Task requirements: Each of the entries below needs to be given again exactly.

Data:
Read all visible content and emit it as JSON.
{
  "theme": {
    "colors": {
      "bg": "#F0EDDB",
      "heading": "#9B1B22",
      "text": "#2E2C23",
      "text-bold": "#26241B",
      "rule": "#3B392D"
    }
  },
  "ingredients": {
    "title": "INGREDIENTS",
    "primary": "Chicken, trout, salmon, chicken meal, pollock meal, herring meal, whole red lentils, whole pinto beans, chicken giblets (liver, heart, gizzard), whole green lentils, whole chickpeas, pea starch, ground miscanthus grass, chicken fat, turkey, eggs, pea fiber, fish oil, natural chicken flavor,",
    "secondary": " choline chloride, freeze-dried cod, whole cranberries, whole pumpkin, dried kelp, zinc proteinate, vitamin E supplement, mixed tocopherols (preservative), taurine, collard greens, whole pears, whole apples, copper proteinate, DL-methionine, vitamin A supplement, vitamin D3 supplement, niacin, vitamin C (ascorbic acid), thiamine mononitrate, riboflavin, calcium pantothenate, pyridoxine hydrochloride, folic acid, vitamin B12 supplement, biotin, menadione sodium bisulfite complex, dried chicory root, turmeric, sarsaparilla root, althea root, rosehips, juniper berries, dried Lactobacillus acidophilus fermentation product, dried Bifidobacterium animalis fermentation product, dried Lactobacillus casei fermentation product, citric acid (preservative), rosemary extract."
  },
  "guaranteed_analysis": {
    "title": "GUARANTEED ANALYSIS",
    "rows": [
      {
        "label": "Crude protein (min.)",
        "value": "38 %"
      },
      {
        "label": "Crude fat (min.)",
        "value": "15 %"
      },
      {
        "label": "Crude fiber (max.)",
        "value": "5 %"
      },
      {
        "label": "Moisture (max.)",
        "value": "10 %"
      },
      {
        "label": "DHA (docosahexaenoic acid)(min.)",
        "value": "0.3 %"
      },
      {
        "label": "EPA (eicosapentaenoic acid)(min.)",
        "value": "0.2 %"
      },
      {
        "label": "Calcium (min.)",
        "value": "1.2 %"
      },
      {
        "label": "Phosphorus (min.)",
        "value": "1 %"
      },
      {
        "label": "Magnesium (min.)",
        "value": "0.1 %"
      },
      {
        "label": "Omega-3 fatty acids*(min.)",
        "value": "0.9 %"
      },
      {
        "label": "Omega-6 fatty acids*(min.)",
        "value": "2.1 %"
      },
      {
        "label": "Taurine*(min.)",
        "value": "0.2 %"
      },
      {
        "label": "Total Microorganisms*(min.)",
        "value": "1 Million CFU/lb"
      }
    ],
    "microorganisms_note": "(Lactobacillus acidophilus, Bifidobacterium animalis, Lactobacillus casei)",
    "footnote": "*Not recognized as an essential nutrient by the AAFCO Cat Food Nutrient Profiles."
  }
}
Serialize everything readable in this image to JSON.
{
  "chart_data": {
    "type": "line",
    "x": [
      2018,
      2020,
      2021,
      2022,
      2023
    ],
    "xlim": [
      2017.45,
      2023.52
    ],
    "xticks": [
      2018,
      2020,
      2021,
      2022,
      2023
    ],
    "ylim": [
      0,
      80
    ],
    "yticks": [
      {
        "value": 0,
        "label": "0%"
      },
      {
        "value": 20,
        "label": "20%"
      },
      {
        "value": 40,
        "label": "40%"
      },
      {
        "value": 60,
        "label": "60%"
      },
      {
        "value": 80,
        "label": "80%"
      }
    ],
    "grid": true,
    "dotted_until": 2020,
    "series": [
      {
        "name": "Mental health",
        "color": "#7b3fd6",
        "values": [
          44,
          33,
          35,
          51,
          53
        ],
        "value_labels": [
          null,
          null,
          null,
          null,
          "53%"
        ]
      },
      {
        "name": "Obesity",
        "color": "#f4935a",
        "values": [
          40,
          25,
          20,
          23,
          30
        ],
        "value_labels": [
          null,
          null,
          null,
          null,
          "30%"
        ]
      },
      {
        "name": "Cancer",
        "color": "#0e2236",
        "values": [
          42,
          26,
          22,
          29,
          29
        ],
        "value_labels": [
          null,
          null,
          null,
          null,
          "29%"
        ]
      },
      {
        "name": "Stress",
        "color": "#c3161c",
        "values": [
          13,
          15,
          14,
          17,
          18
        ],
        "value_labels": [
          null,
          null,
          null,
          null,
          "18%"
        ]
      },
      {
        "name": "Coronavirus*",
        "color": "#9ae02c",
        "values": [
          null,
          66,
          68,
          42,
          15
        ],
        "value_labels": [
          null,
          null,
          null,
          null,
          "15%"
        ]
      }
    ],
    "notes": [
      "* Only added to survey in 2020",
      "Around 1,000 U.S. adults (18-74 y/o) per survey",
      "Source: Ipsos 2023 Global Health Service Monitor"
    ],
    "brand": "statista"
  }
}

Worked solution:
Read all visible content and emit it as JSON.
{
  "theme": {
    "colors": {
      "bg": "#F0EDDB",
      "heading": "#9B1B22",
      "text": "#2E2C23",
      "text-bold": "#26241B",
      "rule": "#3B392D"
    }
  },
  "ingredients": {
    "title": "INGREDIENTS",
    "primary": "Chicken, trout, salmon, chicken meal, pollock meal, herring meal, whole red lentils, whole pinto beans, chicken giblets (liver, heart, gizzard), whole green lentils, whole chickpeas, pea starch, ground miscanthus grass, chicken fat, turkey, eggs, pea fiber, fish oil, natural chicken flavor,",
    "secondary": " choline chloride, freeze-dried cod, whole cranberries, whole pumpkin, dried kelp, zinc proteinate, vitamin E supplement, mixed tocopherols (preservative), taurine, collard greens, whole pears, whole apples, copper proteinate, DL-methionine, vitamin A supplement, vitamin D3 supplement, niacin, vitamin C (ascorbic acid), thiamine mononitrate, riboflavin, calcium pantothenate, pyridoxine hydrochloride, folic acid, vitamin B12 supplement, biotin, menadione sodium bisulfite complex, dried chicory root, turmeric, sarsaparilla root, althea root, rosehips, juniper berries, dried Lactobacillus acidophilus fermentation product, dried Bifidobacterium animalis fermentation product, dried Lactobacillus casei fermentation product, citric acid (preservative), rosemary extract."
  },
  "guaranteed_analysis": {
    "title": "GUARANTEED ANALYSIS",
    "rows": [
      {
        "label": "Crude protein (min.)",
        "value": "38 %"
      },
      {
        "label": "Crude fat (min.)",
        "value": "15 %"
      },
      {
        "label": "Crude fiber (max.)",
        "value": "5 %"
      },
      {
        "label": "Moisture (max.)",
        "value": "10 %"
      },
      {
        "label": "DHA (docosahexaenoic acid)(min.)",
        "value": "0.3 %"
      },
      {
        "label": "EPA (eicosapentaenoic acid)(min.)",
        "value": "0.2 %"
      },
      {
        "label": "Calcium (min.)",
        "value": "1.2 %"
      },
      {
        "label": "Phosphorus (min.)",
        "value": "1 %"
      },
      {
        "label": "Magnesium (min.)",
        "value": "0.1 %"
      },
      {
        "label": "Omega-3 fatty acids*(min.)",
        "value": "0.9 %"
      },
      {
        "label": "Omega-6 fatty acids*(min.)",
        "value": "2.1 %"
      },
      {
        "label": "Taurine*(min.)",
        "value": "0.2 %"
      },
      {
        "label": "Total Microorganisms*(min.)",
        "value": "1 Million CFU/lb"
      }
    ],
    "microorganisms_note": "(Lactobacillus acidophilus, Bifidobacterium animalis, Lactobacillus casei)",
    "footnote": "*Not recognized as an essential nutrient by the AAFCO Cat Food Nutrient Profiles."
  }
}
Serialize everything readable in this image to JSON.
{
  "chart_data": {
    "type": "line",
    "x": [
      2018,
      2020,
      2021,
      2022,
      2023
    ],
    "xlim": [
      2017.45,
      2023.52
    ],
    "xticks": [
      2018,
      2020,
      2021,
      2022,
      2023
    ],
    "ylim": [
      0,
      80
    ],
    "yticks": [
      {
        "value": 0,
        "label": "0%"
      },
      {
        "value": 20,
        "label": "20%"
      },
      {
        "value": 40,
        "label": "40%"
      },
      {
        "value": 60,
        "label": "60%"
      },
      {
        "value": 80,
        "label": "80%"
      }
    ],
    "grid": true,
    "dotted_until": 2020,
    "series": [
      {
        "name": "Mental health",
        "color": "#7b3fd6",
        "values": [
          44,
          33,
          35,
          51,
          53
        ],
        "value_labels": [
          null,
          null,
          null,
          null,
          "53%"
        ]
      },
      {
        "name": "Obesity",
        "color": "#f4935a",
        "values": [
          40,
          25,
          20,
          23,
          30
        ],
        "value_labels": [
          null,
          null,
          null,
          null,
          "30%"
        ]
      },
      {
        "name": "Cancer",
        "color": "#0e2236",
        "values": [
          42,
          26,
          22,
          29,
          29
        ],
        "value_labels": [
          null,
          null,
          null,
          null,
          "29%"
        ]
      },
      {
        "name": "Stress",
        "color": "#c3161c",
        "values": [
          13,
          15,
          14,
          17,
          18
        ],
        "value_labels": [
          null,
          null,
          null,
          null,
          "18%"
        ]
      },
      {
        "name": "Coronavirus*",
        "color": "#9ae02c",
        "values": [
          null,
          66,
          68,
          42,
          15
        ],
        "value_labels": [
          null,
          null,
          null,
          null,
          "15%"
        ]
      }
    ],
    "notes": [
      "* Only added to survey in 2020",
      "Around 1,000 U.S. adults (18-74 y/o) per survey",
      "Source: Ipsos 2023 Global Health Service Monitor"
    ],
    "brand": "statista"
  }
}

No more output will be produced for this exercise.